What you are asked to do: Below are records; work out how many of their lines hold the string "JSON" and give that number alone.

Records supplied:
• • •
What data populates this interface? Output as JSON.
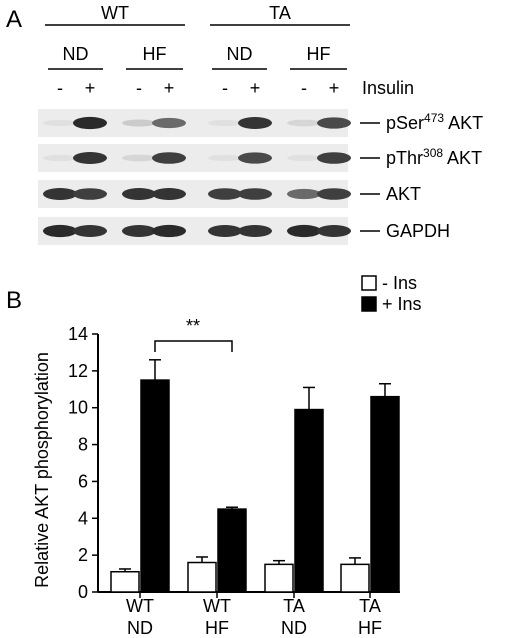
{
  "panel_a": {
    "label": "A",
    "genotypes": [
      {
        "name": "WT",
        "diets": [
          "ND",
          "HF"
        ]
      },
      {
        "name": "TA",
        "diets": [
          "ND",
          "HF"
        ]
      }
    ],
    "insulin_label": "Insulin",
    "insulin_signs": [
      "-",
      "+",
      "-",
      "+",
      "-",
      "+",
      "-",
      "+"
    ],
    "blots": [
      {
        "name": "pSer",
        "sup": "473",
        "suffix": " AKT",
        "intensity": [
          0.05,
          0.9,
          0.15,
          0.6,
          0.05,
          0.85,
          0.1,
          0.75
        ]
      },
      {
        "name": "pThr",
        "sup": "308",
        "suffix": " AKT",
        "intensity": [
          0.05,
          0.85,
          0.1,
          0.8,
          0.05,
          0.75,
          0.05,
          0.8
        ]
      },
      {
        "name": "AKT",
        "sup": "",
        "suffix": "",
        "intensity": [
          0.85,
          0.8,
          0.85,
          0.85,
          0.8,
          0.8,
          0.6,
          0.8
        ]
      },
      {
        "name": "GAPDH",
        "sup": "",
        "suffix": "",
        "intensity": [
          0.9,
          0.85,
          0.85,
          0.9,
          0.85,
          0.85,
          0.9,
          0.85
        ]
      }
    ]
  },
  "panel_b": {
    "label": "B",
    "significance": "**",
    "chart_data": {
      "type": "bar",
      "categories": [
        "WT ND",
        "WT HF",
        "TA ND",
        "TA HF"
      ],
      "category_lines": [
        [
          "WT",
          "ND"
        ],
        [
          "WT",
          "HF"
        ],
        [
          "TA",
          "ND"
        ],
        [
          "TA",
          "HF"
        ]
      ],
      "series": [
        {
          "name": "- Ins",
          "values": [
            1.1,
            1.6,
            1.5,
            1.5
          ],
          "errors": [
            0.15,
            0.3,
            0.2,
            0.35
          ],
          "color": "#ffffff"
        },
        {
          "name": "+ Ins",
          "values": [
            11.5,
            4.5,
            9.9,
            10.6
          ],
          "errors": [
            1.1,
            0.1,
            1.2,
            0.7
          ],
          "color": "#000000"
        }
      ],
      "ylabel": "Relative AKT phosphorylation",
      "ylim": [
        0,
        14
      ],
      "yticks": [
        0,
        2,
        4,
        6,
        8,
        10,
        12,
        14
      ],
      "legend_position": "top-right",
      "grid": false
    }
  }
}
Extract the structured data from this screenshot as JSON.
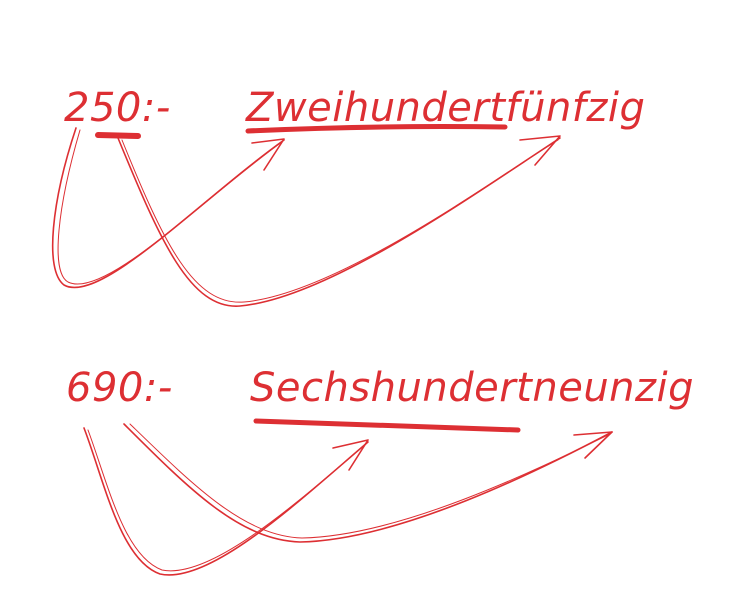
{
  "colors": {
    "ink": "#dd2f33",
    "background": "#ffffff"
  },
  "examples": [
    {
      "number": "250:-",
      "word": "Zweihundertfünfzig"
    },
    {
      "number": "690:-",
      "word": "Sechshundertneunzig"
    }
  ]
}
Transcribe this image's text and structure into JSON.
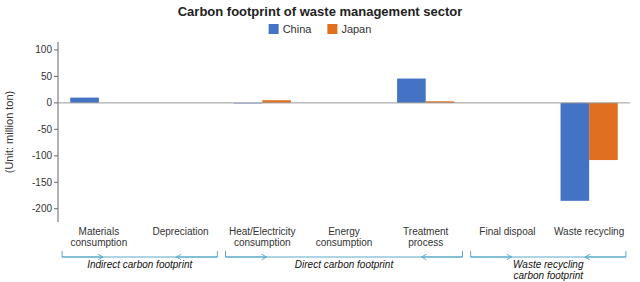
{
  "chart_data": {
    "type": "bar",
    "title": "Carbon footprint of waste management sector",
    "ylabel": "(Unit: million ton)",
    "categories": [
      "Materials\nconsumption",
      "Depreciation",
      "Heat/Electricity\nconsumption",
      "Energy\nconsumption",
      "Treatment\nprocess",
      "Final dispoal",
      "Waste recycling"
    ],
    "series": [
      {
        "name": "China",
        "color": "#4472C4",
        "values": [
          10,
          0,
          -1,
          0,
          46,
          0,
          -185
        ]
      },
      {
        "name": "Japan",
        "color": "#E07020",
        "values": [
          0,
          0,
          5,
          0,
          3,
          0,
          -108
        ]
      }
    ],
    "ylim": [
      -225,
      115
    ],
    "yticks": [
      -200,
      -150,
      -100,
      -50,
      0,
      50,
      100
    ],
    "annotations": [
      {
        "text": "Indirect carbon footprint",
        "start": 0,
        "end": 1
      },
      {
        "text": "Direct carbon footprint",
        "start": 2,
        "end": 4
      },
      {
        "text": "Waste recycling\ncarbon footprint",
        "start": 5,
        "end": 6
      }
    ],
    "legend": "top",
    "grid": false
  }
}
• • •
Task result: 3